══ Given data
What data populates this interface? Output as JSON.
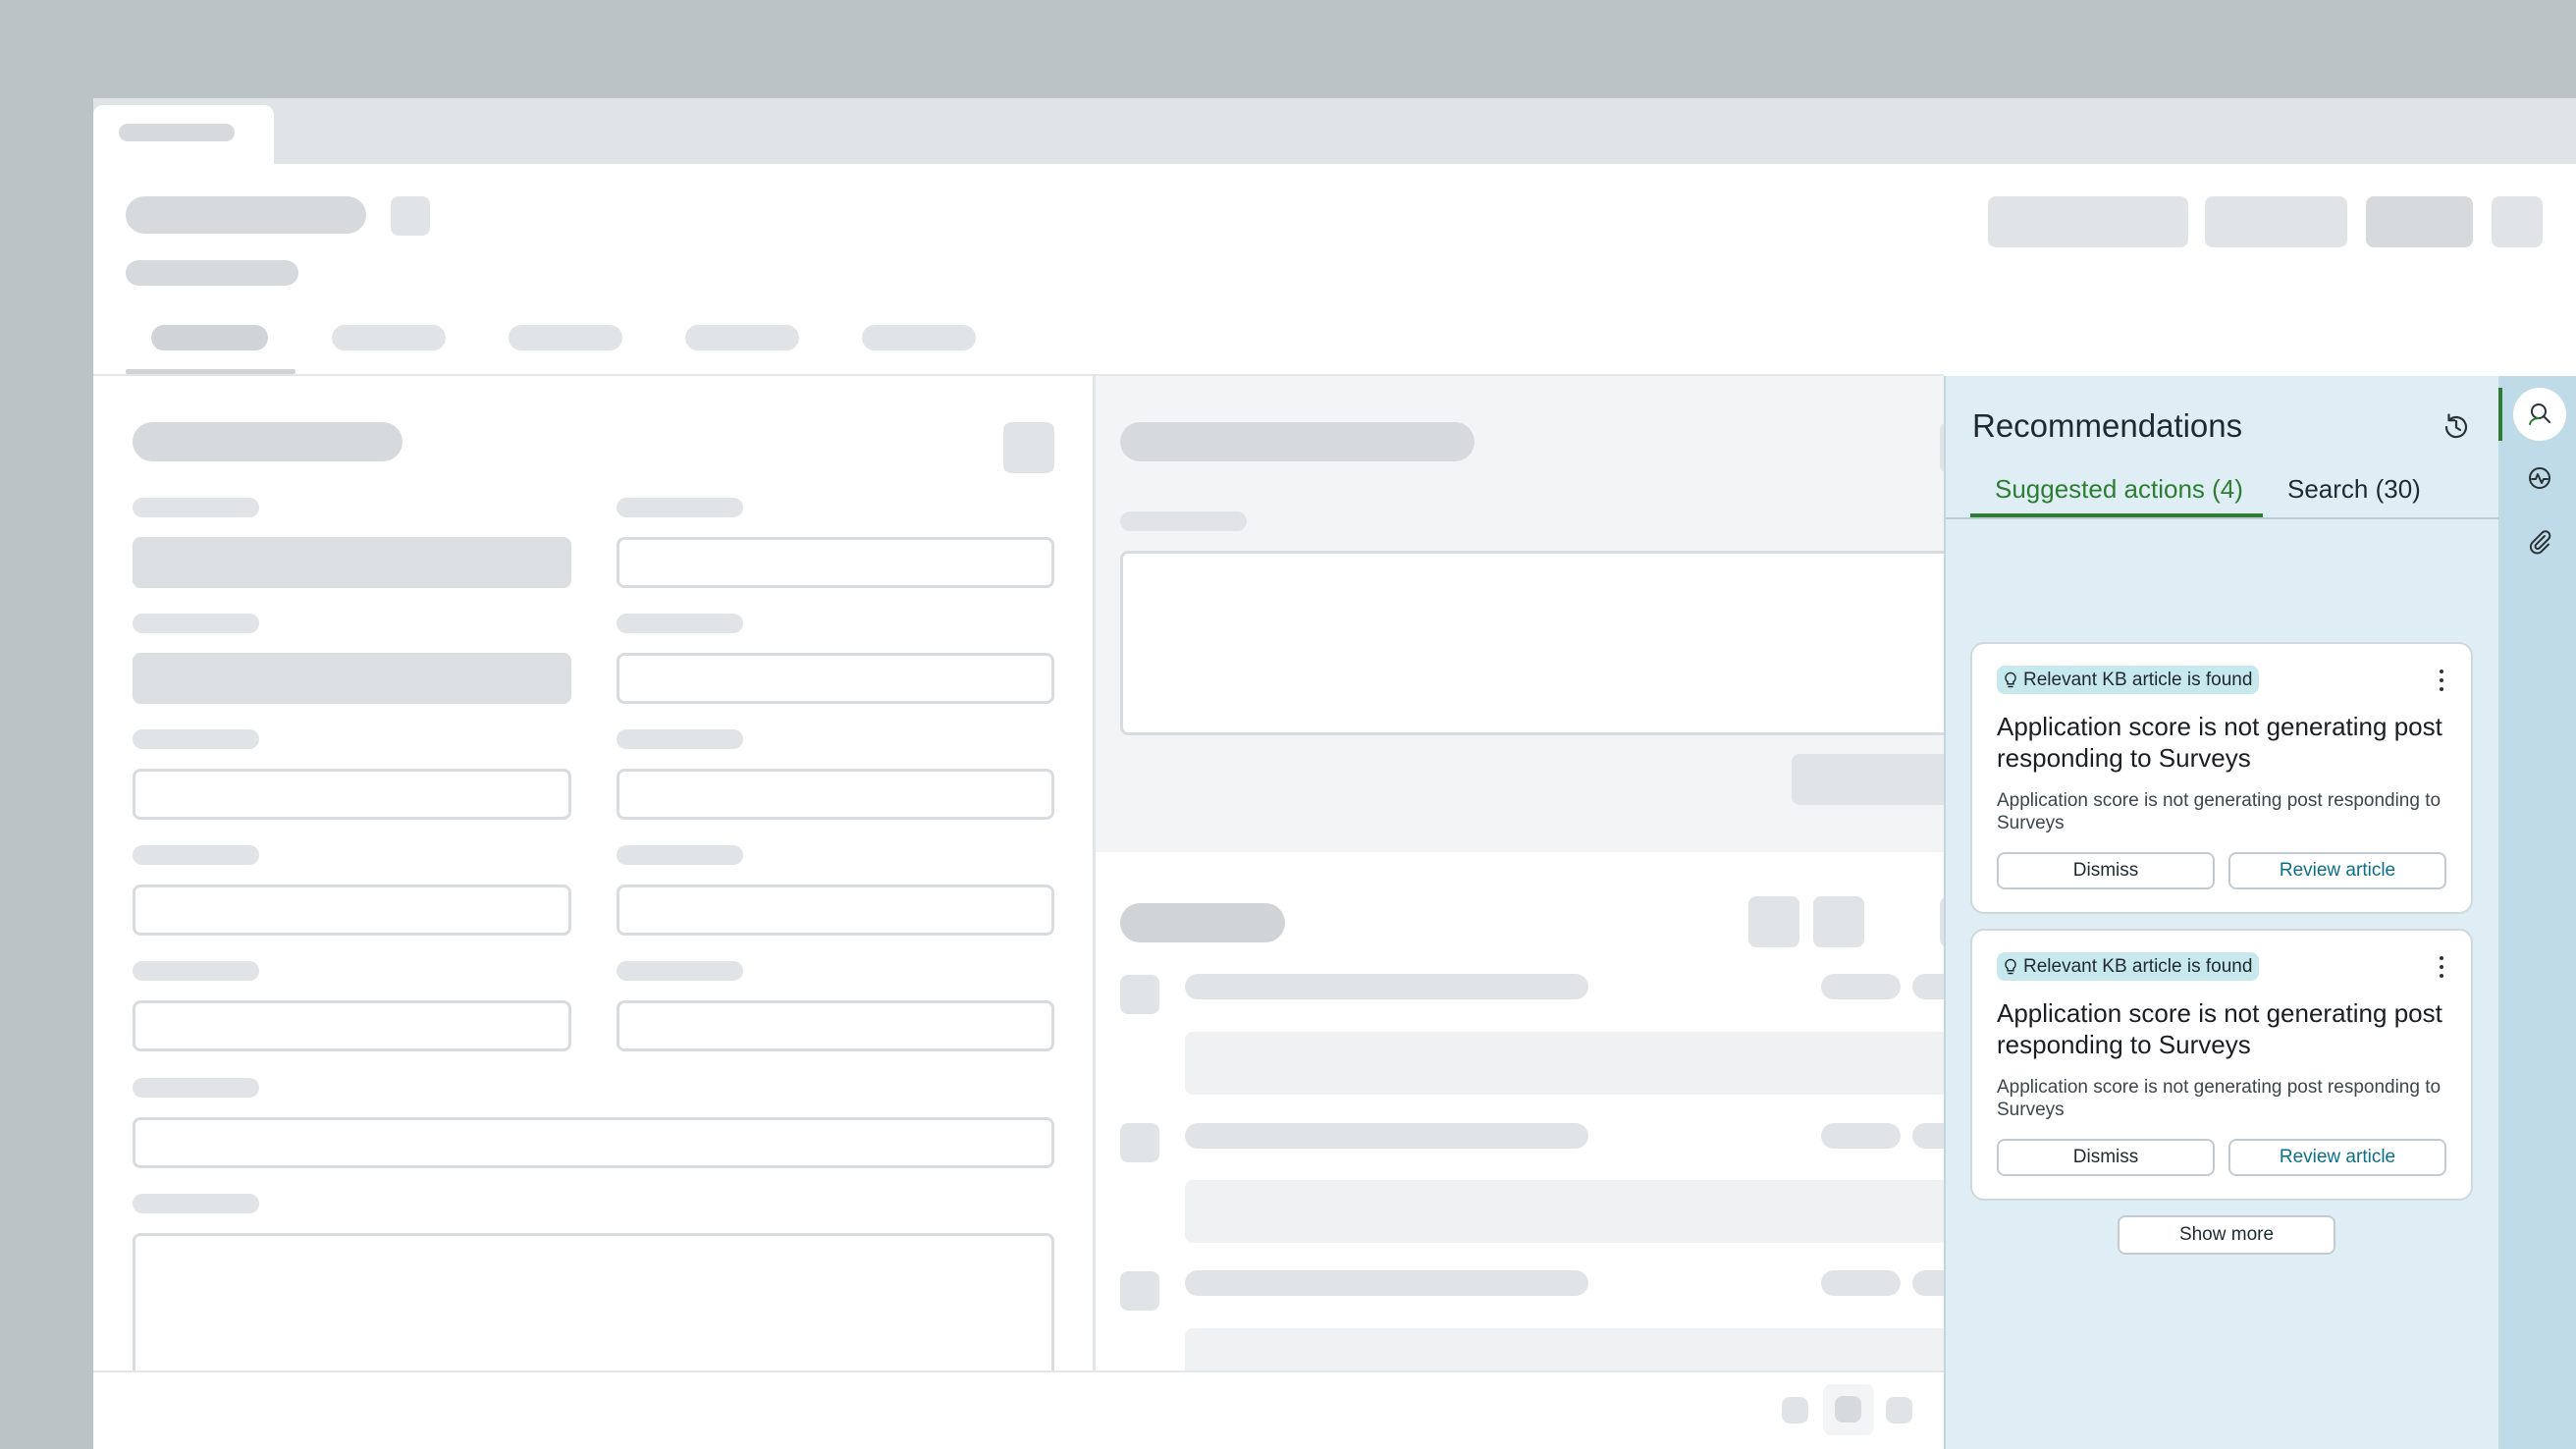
{
  "recommendations": {
    "title": "Recommendations",
    "tabs": [
      {
        "label": "Suggested actions (4)",
        "active": true
      },
      {
        "label": "Search (30)",
        "active": false
      }
    ],
    "cards": [
      {
        "badge": "Relevant KB article is found",
        "title": "Application score is not generating post responding to Surveys",
        "description": "Application score is not generating post responding to Surveys",
        "dismiss_label": "Dismiss",
        "review_label": "Review article"
      },
      {
        "badge": "Relevant KB article is found",
        "title": "Application score is not generating post responding to Surveys",
        "description": "Application score is not generating post responding to Surveys",
        "dismiss_label": "Dismiss",
        "review_label": "Review article"
      }
    ],
    "show_more_label": "Show more"
  },
  "rail": {
    "items": [
      "recommendations-icon",
      "activity-icon",
      "attachment-icon"
    ]
  },
  "colors": {
    "accent_green": "#2e7d32",
    "link_teal": "#0b6f87",
    "panel_bg": "#dfeef5",
    "badge_bg": "#c7e9ed"
  }
}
════
**Exercise details**
The records above must be echoed exactly, minus their pictures.

**Solution for this task**
What data populates this interface? Output as JSON.
{
  "recommendations": {
    "title": "Recommendations",
    "tabs": [
      {
        "label": "Suggested actions (4)",
        "active": true
      },
      {
        "label": "Search (30)",
        "active": false
      }
    ],
    "cards": [
      {
        "badge": "Relevant KB article is found",
        "title": "Application score is not generating post responding to Surveys",
        "description": "Application score is not generating post responding to Surveys",
        "dismiss_label": "Dismiss",
        "review_label": "Review article"
      },
      {
        "badge": "Relevant KB article is found",
        "title": "Application score is not generating post responding to Surveys",
        "description": "Application score is not generating post responding to Surveys",
        "dismiss_label": "Dismiss",
        "review_label": "Review article"
      }
    ],
    "show_more_label": "Show more"
  },
  "rail": {
    "items": [
      "recommendations-icon",
      "activity-icon",
      "attachment-icon"
    ]
  },
  "colors": {
    "accent_green": "#2e7d32",
    "link_teal": "#0b6f87",
    "panel_bg": "#dfeef5",
    "badge_bg": "#c7e9ed"
  }
}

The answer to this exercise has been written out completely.